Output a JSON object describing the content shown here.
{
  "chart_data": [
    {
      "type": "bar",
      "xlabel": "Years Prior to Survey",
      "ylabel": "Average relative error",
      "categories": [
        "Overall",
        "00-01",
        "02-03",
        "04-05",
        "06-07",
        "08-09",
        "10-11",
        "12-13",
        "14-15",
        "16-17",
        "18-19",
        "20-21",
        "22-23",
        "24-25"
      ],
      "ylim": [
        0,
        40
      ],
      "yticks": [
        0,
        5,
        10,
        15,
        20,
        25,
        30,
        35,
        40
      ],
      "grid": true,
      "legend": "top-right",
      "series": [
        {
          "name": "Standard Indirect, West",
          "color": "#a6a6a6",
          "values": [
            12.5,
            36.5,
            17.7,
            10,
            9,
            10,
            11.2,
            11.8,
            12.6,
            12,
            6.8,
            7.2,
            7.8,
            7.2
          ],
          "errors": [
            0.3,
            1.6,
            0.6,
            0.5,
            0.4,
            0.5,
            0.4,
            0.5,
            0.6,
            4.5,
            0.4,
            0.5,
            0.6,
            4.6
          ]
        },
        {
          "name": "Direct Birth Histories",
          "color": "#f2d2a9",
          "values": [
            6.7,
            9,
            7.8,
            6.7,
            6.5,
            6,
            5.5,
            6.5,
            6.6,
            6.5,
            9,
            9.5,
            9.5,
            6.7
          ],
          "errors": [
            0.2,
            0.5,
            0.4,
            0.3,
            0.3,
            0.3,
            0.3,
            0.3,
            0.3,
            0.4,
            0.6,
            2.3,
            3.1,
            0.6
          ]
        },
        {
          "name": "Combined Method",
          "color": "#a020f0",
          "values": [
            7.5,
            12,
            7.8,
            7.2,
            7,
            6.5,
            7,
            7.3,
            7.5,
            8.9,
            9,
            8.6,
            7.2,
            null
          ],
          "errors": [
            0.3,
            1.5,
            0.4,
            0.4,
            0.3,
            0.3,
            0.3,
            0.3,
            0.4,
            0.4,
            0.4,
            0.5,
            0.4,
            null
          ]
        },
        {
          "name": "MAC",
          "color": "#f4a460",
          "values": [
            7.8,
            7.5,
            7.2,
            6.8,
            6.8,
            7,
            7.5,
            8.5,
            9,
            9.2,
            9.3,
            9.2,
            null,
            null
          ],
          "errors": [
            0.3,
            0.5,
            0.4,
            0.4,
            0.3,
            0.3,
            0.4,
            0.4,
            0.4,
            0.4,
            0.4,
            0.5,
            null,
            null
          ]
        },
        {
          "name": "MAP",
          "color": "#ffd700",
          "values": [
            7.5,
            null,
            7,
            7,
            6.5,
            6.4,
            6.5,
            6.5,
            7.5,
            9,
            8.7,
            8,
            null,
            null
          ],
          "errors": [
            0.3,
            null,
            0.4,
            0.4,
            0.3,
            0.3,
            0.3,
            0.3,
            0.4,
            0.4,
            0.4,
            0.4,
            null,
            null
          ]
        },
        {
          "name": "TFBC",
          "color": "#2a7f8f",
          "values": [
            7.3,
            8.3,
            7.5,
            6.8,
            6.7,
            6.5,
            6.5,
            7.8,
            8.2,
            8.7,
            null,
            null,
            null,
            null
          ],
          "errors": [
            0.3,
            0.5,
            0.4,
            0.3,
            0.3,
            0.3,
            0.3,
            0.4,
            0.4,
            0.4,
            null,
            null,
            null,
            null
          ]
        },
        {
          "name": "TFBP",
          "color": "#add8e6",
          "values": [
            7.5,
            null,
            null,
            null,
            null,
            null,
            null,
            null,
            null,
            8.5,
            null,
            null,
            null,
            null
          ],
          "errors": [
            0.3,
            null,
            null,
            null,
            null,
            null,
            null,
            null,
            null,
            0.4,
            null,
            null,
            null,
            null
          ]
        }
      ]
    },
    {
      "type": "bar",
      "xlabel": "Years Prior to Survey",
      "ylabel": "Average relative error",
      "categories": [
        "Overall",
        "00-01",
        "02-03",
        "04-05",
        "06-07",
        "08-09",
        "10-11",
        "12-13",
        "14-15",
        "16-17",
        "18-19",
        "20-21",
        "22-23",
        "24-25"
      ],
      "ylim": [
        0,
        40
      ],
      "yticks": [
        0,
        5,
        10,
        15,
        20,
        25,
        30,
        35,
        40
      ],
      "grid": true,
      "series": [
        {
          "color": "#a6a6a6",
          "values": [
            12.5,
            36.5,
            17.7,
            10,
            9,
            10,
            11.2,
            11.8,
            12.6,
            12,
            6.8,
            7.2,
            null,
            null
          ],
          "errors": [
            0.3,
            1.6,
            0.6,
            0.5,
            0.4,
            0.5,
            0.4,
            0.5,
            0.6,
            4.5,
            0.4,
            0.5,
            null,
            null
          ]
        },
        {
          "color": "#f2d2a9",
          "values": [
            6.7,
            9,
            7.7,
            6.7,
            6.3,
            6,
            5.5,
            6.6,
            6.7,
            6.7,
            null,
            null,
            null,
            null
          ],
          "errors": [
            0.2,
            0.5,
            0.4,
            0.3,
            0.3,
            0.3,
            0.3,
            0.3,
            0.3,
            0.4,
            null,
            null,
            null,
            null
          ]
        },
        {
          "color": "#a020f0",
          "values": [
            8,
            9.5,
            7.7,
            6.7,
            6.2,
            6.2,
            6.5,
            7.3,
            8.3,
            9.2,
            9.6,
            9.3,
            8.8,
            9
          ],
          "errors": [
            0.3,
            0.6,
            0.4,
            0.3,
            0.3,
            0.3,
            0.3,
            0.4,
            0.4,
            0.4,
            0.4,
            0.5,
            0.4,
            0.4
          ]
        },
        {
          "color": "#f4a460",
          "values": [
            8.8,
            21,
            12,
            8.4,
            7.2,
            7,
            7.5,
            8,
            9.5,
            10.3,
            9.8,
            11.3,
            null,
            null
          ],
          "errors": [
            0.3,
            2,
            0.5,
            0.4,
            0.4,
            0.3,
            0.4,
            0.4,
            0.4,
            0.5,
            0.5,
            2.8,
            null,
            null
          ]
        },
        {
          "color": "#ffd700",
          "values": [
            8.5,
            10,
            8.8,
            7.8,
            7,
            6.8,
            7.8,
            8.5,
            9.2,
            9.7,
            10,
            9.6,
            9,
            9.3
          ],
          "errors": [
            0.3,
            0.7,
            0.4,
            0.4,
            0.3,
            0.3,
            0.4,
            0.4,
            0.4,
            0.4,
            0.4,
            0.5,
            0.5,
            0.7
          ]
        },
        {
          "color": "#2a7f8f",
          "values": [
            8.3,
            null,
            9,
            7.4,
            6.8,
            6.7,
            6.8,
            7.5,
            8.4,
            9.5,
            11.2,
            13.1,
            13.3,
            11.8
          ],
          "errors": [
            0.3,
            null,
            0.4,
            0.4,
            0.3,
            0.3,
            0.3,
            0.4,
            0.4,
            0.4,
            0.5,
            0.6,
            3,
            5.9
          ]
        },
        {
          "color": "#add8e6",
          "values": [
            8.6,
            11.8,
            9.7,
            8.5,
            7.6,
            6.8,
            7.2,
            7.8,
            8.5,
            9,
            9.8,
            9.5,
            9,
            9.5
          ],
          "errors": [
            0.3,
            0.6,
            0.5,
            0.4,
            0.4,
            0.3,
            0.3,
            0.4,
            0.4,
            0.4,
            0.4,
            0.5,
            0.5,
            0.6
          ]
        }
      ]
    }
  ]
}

####################

• [YOUR INSTRUCTIONS]
Every entry must be output again, exactly as written above.

• [SOLUTION FOR THIS EXERCISE]
Output a JSON object describing the content shown here.
{
  "chart_data": [
    {
      "type": "bar",
      "xlabel": "Years Prior to Survey",
      "ylabel": "Average relative error",
      "categories": [
        "Overall",
        "00-01",
        "02-03",
        "04-05",
        "06-07",
        "08-09",
        "10-11",
        "12-13",
        "14-15",
        "16-17",
        "18-19",
        "20-21",
        "22-23",
        "24-25"
      ],
      "ylim": [
        0,
        40
      ],
      "yticks": [
        0,
        5,
        10,
        15,
        20,
        25,
        30,
        35,
        40
      ],
      "grid": true,
      "legend": "top-right",
      "series": [
        {
          "name": "Standard Indirect, West",
          "color": "#a6a6a6",
          "values": [
            12.5,
            36.5,
            17.7,
            10,
            9,
            10,
            11.2,
            11.8,
            12.6,
            12,
            6.8,
            7.2,
            7.8,
            7.2
          ],
          "errors": [
            0.3,
            1.6,
            0.6,
            0.5,
            0.4,
            0.5,
            0.4,
            0.5,
            0.6,
            4.5,
            0.4,
            0.5,
            0.6,
            4.6
          ]
        },
        {
          "name": "Direct Birth Histories",
          "color": "#f2d2a9",
          "values": [
            6.7,
            9,
            7.8,
            6.7,
            6.5,
            6,
            5.5,
            6.5,
            6.6,
            6.5,
            9,
            9.5,
            9.5,
            6.7
          ],
          "errors": [
            0.2,
            0.5,
            0.4,
            0.3,
            0.3,
            0.3,
            0.3,
            0.3,
            0.3,
            0.4,
            0.6,
            2.3,
            3.1,
            0.6
          ]
        },
        {
          "name": "Combined Method",
          "color": "#a020f0",
          "values": [
            7.5,
            12,
            7.8,
            7.2,
            7,
            6.5,
            7,
            7.3,
            7.5,
            8.9,
            9,
            8.6,
            7.2,
            null
          ],
          "errors": [
            0.3,
            1.5,
            0.4,
            0.4,
            0.3,
            0.3,
            0.3,
            0.3,
            0.4,
            0.4,
            0.4,
            0.5,
            0.4,
            null
          ]
        },
        {
          "name": "MAC",
          "color": "#f4a460",
          "values": [
            7.8,
            7.5,
            7.2,
            6.8,
            6.8,
            7,
            7.5,
            8.5,
            9,
            9.2,
            9.3,
            9.2,
            null,
            null
          ],
          "errors": [
            0.3,
            0.5,
            0.4,
            0.4,
            0.3,
            0.3,
            0.4,
            0.4,
            0.4,
            0.4,
            0.4,
            0.5,
            null,
            null
          ]
        },
        {
          "name": "MAP",
          "color": "#ffd700",
          "values": [
            7.5,
            null,
            7,
            7,
            6.5,
            6.4,
            6.5,
            6.5,
            7.5,
            9,
            8.7,
            8,
            null,
            null
          ],
          "errors": [
            0.3,
            null,
            0.4,
            0.4,
            0.3,
            0.3,
            0.3,
            0.3,
            0.4,
            0.4,
            0.4,
            0.4,
            null,
            null
          ]
        },
        {
          "name": "TFBC",
          "color": "#2a7f8f",
          "values": [
            7.3,
            8.3,
            7.5,
            6.8,
            6.7,
            6.5,
            6.5,
            7.8,
            8.2,
            8.7,
            null,
            null,
            null,
            null
          ],
          "errors": [
            0.3,
            0.5,
            0.4,
            0.3,
            0.3,
            0.3,
            0.3,
            0.4,
            0.4,
            0.4,
            null,
            null,
            null,
            null
          ]
        },
        {
          "name": "TFBP",
          "color": "#add8e6",
          "values": [
            7.5,
            null,
            null,
            null,
            null,
            null,
            null,
            null,
            null,
            8.5,
            null,
            null,
            null,
            null
          ],
          "errors": [
            0.3,
            null,
            null,
            null,
            null,
            null,
            null,
            null,
            null,
            0.4,
            null,
            null,
            null,
            null
          ]
        }
      ]
    },
    {
      "type": "bar",
      "xlabel": "Years Prior to Survey",
      "ylabel": "Average relative error",
      "categories": [
        "Overall",
        "00-01",
        "02-03",
        "04-05",
        "06-07",
        "08-09",
        "10-11",
        "12-13",
        "14-15",
        "16-17",
        "18-19",
        "20-21",
        "22-23",
        "24-25"
      ],
      "ylim": [
        0,
        40
      ],
      "yticks": [
        0,
        5,
        10,
        15,
        20,
        25,
        30,
        35,
        40
      ],
      "grid": true,
      "series": [
        {
          "color": "#a6a6a6",
          "values": [
            12.5,
            36.5,
            17.7,
            10,
            9,
            10,
            11.2,
            11.8,
            12.6,
            12,
            6.8,
            7.2,
            null,
            null
          ],
          "errors": [
            0.3,
            1.6,
            0.6,
            0.5,
            0.4,
            0.5,
            0.4,
            0.5,
            0.6,
            4.5,
            0.4,
            0.5,
            null,
            null
          ]
        },
        {
          "color": "#f2d2a9",
          "values": [
            6.7,
            9,
            7.7,
            6.7,
            6.3,
            6,
            5.5,
            6.6,
            6.7,
            6.7,
            null,
            null,
            null,
            null
          ],
          "errors": [
            0.2,
            0.5,
            0.4,
            0.3,
            0.3,
            0.3,
            0.3,
            0.3,
            0.3,
            0.4,
            null,
            null,
            null,
            null
          ]
        },
        {
          "color": "#a020f0",
          "values": [
            8,
            9.5,
            7.7,
            6.7,
            6.2,
            6.2,
            6.5,
            7.3,
            8.3,
            9.2,
            9.6,
            9.3,
            8.8,
            9
          ],
          "errors": [
            0.3,
            0.6,
            0.4,
            0.3,
            0.3,
            0.3,
            0.3,
            0.4,
            0.4,
            0.4,
            0.4,
            0.5,
            0.4,
            0.4
          ]
        },
        {
          "color": "#f4a460",
          "values": [
            8.8,
            21,
            12,
            8.4,
            7.2,
            7,
            7.5,
            8,
            9.5,
            10.3,
            9.8,
            11.3,
            null,
            null
          ],
          "errors": [
            0.3,
            2,
            0.5,
            0.4,
            0.4,
            0.3,
            0.4,
            0.4,
            0.4,
            0.5,
            0.5,
            2.8,
            null,
            null
          ]
        },
        {
          "color": "#ffd700",
          "values": [
            8.5,
            10,
            8.8,
            7.8,
            7,
            6.8,
            7.8,
            8.5,
            9.2,
            9.7,
            10,
            9.6,
            9,
            9.3
          ],
          "errors": [
            0.3,
            0.7,
            0.4,
            0.4,
            0.3,
            0.3,
            0.4,
            0.4,
            0.4,
            0.4,
            0.4,
            0.5,
            0.5,
            0.7
          ]
        },
        {
          "color": "#2a7f8f",
          "values": [
            8.3,
            null,
            9,
            7.4,
            6.8,
            6.7,
            6.8,
            7.5,
            8.4,
            9.5,
            11.2,
            13.1,
            13.3,
            11.8
          ],
          "errors": [
            0.3,
            null,
            0.4,
            0.4,
            0.3,
            0.3,
            0.3,
            0.4,
            0.4,
            0.4,
            0.5,
            0.6,
            3,
            5.9
          ]
        },
        {
          "color": "#add8e6",
          "values": [
            8.6,
            11.8,
            9.7,
            8.5,
            7.6,
            6.8,
            7.2,
            7.8,
            8.5,
            9,
            9.8,
            9.5,
            9,
            9.5
          ],
          "errors": [
            0.3,
            0.6,
            0.5,
            0.4,
            0.4,
            0.3,
            0.3,
            0.4,
            0.4,
            0.4,
            0.4,
            0.5,
            0.5,
            0.6
          ]
        }
      ]
    }
  ]
}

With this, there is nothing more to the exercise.